═══ EXTRACT ═══

# I need your help! How do I not let all my husband's



## yellowstar (Jun 18, 2012)

Annoying habits annoy me? Normally they do but I can handle it better but now while pregnant and busy with our first kid his habits are driving me nuts! Leaving clothes on the floor, reminding him to shower once a day (yes seriously, if he goes one day without his smell bothers me!) waiting to do things instead immediately (more like how I work). I feel like we're pushes to the max right now with some obligations to family & friends (like attending parties etc) and its making is ALL tired and cranky. I dont like what its doing to our family. Plus I feel like I'm always on edge especially with my husband (like get x y z done please now!) 

Its like I cant relax at all and I'm also getting anxious about life changing again after this new baby. Help!
_Posted via Mobile Device_


----------



## Anon Pink (Jan 17, 2013)

Things aren't happening the way you want, in the time frame you want and it's making you crazy. Welcome to motherhood! It only gets worse sister so pull up a chair, put your feet up and learn to ignore the stuff that isn't going to catch fire, grow it's own legs, or poison the baby.

Seriously, you HAVE to let go or you will drive not only yourself crazy but everyone around you crazy. If you can compromise with your H, some things you must let go, some things he must attend to... Would that help?


----------



## EleGirl (Dec 3, 2011)

It sounds like you need some down time. Can you get someone to help out so you can do things that make you feel better?

You need a plan to handle some of this behaviors... maybe just put his dirty cloths in a hamper in the closet. But stop doing his laundry. He's a big boy. He can do his own laundry now.

Are you a SAHM?


----------



## Stella Moon (Nov 22, 2012)

Don't feed him until he showers...


----------



## Mavash. (Jan 26, 2012)

If you have to remind him to shower then you have my total sympathy.


----------



## yellowstar (Jun 18, 2012)

EleGirl said:


> It sounds like you need some down time. Can you get someone to help out so you can do things that make you feel better?
> 
> You need a plan to handle some of this behaviors... maybe just put his dirty cloths in a hamper in the closet. But stop doing his laundry. He's a big boy. He can do his own laundry now.
> 
> Are you a SAHM?



I'm not doing his laundry, he puts his 'clean clothes' on the floor, like clothes he just wore that aren't dirty though. I or he does all of our laundry together. He definitely does quite a bit in the house, I didn't want to give the wrong impression (he's making be breakfast right now) but some of the things he does bothers me...

I'm working part time and sahm part time and due with baby 2 soon. I think I want to look into getting some help but kid 1 already goes to school 3x a week so I need to do more during that time...


----------



## yellowstar (Jun 18, 2012)

Anon Pink said:


> Things aren't happening the way you want, in the time frame you want and it's making you crazy. Welcome to motherhood! It only gets worse sister so pull up a chair, put your feet up and learn to ignore the stuff that isn't going to catch fire, grow it's own legs, or poison the baby.
> 
> Seriously, you HAVE to let go or you will drive not only yourself crazy but everyone around you crazy. If you can compromise with your H, some things you must let go, some things he must attend to... Would that help?

═══ DATA LISTING ═══

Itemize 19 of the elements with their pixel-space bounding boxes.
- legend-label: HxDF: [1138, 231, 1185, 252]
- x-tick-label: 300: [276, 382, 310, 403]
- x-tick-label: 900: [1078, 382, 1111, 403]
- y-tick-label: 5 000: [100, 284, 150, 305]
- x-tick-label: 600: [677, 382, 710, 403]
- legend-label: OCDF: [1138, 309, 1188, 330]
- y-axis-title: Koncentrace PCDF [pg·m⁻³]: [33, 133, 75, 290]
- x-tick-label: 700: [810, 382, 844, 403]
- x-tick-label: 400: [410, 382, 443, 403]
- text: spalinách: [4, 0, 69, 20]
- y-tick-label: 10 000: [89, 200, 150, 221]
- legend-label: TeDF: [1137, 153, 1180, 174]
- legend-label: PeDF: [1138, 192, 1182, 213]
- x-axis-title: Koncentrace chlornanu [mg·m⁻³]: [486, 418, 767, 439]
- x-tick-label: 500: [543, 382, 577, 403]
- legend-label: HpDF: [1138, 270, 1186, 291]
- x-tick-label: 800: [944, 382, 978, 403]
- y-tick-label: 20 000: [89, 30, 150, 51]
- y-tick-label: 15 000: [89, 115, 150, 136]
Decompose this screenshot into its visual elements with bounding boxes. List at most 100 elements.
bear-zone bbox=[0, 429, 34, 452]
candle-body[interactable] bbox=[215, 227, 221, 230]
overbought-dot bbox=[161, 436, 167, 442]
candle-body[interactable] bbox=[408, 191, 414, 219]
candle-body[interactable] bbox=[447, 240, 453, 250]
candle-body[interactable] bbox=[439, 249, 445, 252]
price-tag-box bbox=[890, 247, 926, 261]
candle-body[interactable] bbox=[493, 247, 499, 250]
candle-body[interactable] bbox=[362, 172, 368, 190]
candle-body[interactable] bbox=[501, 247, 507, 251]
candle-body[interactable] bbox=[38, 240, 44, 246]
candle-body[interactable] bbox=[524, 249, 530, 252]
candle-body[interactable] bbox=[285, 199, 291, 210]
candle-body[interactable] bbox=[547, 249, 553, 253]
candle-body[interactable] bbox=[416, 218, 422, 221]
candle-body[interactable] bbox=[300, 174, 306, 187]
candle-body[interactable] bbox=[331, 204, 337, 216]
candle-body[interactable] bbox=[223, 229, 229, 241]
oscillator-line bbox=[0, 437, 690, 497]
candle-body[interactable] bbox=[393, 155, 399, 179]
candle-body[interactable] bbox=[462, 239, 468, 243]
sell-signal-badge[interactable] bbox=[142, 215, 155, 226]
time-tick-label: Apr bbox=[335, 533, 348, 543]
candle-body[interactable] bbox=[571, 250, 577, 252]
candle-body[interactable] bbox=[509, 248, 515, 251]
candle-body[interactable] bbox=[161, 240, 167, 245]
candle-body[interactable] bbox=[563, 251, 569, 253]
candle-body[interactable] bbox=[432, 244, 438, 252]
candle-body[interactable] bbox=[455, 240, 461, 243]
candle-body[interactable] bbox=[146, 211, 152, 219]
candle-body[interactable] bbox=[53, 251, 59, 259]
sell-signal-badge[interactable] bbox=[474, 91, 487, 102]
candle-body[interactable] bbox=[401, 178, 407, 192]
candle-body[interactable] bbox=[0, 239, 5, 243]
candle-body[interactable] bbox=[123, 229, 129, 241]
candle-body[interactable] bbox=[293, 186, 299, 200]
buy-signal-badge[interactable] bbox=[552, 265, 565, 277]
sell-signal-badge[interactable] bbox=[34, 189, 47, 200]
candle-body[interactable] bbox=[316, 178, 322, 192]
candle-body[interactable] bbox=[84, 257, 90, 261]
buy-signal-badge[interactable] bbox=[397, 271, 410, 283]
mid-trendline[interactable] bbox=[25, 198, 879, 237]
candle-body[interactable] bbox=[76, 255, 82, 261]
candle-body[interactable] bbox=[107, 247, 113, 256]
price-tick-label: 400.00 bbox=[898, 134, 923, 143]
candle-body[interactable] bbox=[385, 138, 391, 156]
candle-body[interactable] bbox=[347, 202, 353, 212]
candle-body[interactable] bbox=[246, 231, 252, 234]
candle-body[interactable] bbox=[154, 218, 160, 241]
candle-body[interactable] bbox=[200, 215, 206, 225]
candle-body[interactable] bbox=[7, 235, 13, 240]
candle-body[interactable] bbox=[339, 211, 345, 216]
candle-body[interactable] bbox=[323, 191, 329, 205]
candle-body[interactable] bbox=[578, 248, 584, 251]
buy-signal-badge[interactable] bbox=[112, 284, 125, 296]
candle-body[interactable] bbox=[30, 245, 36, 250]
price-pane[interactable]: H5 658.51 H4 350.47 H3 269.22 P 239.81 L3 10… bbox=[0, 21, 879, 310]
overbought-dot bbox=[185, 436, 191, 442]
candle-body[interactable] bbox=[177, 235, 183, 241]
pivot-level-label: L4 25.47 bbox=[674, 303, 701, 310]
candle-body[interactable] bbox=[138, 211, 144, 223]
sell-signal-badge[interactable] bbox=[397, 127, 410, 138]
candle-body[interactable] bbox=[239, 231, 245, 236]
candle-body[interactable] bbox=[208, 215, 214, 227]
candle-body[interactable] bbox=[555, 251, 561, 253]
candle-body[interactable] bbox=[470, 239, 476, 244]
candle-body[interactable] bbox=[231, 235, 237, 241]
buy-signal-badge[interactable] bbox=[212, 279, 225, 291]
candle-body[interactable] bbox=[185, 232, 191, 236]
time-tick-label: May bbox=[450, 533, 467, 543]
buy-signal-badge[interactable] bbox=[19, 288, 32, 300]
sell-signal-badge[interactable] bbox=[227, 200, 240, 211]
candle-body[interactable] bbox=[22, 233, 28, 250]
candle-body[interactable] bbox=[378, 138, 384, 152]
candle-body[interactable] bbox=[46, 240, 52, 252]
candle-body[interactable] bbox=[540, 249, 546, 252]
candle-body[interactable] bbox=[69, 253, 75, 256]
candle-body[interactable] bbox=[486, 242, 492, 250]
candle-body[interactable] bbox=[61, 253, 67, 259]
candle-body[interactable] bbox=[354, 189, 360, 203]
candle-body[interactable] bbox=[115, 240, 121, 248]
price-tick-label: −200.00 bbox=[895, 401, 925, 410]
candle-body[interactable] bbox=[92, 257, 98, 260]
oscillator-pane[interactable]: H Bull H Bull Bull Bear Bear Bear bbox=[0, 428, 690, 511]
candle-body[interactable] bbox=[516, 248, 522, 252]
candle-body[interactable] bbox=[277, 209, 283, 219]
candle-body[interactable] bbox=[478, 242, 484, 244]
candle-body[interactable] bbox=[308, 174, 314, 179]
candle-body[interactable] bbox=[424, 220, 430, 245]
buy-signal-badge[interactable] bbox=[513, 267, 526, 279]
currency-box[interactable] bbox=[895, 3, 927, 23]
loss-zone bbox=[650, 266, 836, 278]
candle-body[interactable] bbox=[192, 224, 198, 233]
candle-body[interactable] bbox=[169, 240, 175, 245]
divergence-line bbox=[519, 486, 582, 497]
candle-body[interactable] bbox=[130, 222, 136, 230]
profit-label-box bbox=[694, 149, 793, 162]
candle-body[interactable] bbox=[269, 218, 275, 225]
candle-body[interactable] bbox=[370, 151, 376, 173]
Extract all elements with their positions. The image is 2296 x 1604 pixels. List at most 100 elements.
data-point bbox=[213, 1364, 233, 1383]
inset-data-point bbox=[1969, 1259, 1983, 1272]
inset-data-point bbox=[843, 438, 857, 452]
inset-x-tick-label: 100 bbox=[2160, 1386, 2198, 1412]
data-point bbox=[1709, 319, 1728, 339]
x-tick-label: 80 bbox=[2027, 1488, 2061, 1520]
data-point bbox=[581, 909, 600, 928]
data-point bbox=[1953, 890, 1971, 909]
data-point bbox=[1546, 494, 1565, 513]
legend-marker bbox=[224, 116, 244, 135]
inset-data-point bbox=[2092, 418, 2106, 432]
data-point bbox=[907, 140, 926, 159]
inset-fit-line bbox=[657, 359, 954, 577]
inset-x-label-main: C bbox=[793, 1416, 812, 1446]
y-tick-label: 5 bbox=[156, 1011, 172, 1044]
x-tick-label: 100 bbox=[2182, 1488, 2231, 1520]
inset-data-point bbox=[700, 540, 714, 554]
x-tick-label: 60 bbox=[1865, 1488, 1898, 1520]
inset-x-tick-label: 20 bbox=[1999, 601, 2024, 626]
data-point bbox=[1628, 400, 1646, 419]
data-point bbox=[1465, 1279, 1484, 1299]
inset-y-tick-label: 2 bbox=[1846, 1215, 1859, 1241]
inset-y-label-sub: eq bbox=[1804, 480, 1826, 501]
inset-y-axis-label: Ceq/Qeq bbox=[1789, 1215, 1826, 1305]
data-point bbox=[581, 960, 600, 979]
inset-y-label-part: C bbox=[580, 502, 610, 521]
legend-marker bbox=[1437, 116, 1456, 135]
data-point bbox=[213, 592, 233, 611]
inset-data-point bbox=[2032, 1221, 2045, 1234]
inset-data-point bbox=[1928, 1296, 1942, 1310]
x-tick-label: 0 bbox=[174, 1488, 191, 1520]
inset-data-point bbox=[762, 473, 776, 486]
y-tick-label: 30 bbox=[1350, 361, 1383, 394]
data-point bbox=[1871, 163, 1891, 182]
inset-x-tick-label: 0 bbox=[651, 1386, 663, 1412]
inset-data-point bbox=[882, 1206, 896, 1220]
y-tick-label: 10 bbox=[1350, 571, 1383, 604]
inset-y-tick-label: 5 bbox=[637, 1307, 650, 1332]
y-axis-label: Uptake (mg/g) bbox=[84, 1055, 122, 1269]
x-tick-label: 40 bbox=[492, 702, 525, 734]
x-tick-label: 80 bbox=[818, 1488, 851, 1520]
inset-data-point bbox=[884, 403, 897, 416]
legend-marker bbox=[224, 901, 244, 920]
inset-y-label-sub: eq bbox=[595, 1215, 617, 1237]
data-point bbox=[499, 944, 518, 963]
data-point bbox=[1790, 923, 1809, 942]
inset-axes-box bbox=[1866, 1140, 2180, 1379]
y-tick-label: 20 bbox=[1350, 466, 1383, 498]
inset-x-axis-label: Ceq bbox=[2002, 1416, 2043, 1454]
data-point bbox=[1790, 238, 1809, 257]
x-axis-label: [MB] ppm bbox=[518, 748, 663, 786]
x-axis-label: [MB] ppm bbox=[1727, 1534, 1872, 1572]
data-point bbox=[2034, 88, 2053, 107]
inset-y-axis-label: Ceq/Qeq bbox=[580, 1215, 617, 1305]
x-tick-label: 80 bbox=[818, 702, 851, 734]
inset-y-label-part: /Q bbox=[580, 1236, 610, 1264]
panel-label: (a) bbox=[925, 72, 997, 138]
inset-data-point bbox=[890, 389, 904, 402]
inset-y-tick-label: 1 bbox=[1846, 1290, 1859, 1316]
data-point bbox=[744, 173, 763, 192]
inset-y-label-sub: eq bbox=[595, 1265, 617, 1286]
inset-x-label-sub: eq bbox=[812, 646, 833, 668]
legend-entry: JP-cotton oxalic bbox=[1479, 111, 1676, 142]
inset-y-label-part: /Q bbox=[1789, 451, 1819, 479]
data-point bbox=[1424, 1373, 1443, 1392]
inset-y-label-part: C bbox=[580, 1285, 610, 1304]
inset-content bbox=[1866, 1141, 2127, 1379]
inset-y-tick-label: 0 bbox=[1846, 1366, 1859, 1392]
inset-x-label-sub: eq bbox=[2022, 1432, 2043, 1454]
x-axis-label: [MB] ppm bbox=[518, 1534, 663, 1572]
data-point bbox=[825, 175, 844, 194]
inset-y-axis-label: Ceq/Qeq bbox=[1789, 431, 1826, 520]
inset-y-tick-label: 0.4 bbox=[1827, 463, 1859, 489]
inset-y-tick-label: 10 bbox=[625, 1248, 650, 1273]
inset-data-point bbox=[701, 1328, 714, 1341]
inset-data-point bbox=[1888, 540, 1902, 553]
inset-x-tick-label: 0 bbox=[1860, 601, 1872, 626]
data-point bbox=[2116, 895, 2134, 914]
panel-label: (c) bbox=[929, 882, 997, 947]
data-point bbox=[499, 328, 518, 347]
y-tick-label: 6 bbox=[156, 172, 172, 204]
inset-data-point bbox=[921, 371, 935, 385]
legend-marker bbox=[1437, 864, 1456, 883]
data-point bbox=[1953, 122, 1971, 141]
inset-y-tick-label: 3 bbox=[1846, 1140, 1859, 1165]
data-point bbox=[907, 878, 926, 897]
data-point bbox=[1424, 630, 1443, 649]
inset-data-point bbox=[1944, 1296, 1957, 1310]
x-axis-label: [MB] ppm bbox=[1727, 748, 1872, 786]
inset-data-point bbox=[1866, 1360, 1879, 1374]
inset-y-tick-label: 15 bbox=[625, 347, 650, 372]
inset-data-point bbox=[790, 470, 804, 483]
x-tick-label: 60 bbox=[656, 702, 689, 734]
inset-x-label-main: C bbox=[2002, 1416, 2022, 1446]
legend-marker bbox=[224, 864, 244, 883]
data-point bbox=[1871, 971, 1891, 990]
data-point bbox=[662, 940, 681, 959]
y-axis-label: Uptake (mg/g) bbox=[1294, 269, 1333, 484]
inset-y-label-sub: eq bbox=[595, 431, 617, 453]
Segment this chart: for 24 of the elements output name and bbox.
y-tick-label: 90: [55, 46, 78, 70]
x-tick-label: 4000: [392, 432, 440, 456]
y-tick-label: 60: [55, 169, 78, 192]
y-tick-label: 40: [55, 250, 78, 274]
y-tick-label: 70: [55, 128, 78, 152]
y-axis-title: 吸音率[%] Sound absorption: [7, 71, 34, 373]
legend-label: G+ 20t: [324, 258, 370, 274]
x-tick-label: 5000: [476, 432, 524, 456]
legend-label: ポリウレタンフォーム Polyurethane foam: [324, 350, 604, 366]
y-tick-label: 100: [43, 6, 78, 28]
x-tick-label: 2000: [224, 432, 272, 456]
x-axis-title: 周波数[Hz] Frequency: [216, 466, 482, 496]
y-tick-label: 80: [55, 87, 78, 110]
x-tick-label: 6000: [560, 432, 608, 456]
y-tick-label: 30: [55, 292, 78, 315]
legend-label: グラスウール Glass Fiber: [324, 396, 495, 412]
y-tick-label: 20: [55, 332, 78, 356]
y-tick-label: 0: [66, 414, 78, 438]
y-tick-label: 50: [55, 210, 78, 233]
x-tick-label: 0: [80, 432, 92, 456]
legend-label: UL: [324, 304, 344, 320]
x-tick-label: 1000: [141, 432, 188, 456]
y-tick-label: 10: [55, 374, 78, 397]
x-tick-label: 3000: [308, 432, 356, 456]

═══

◆ **WRITTEN REQUEST 1**:
In the forum thread, how many times a week does the first child go to school?
◆ **WRITTEN REQUEST 2**:
Rewrite the forum thread passage between "# I need your" and "done please now!)", inclusive, and swap "floor" for "couch".

◆ **CORRECT ANSWER 1**:
Three times a week.

◆ **CORRECT ANSWER 2**:
# I need your help! How do I not let all my husband's



## yellowstar (Jun 18, 2012)

Annoying habits annoy me? Normally they do but I can handle it better but now while pregnant and busy with our first kid his habits are driving me nuts! Leaving clothes on the couch, reminding him to shower once a day (yes seriously, if he goes one day without his smell bothers me!) waiting to do things instead immediately (more like how I work). I feel like we're pushes to the max right now with some obligations to family & friends (like attending parties etc) and its making is ALL tired and cranky. I dont like what its doing to our family. Plus I feel like I'm always on edge especially with my husband (like get x y z done please now!)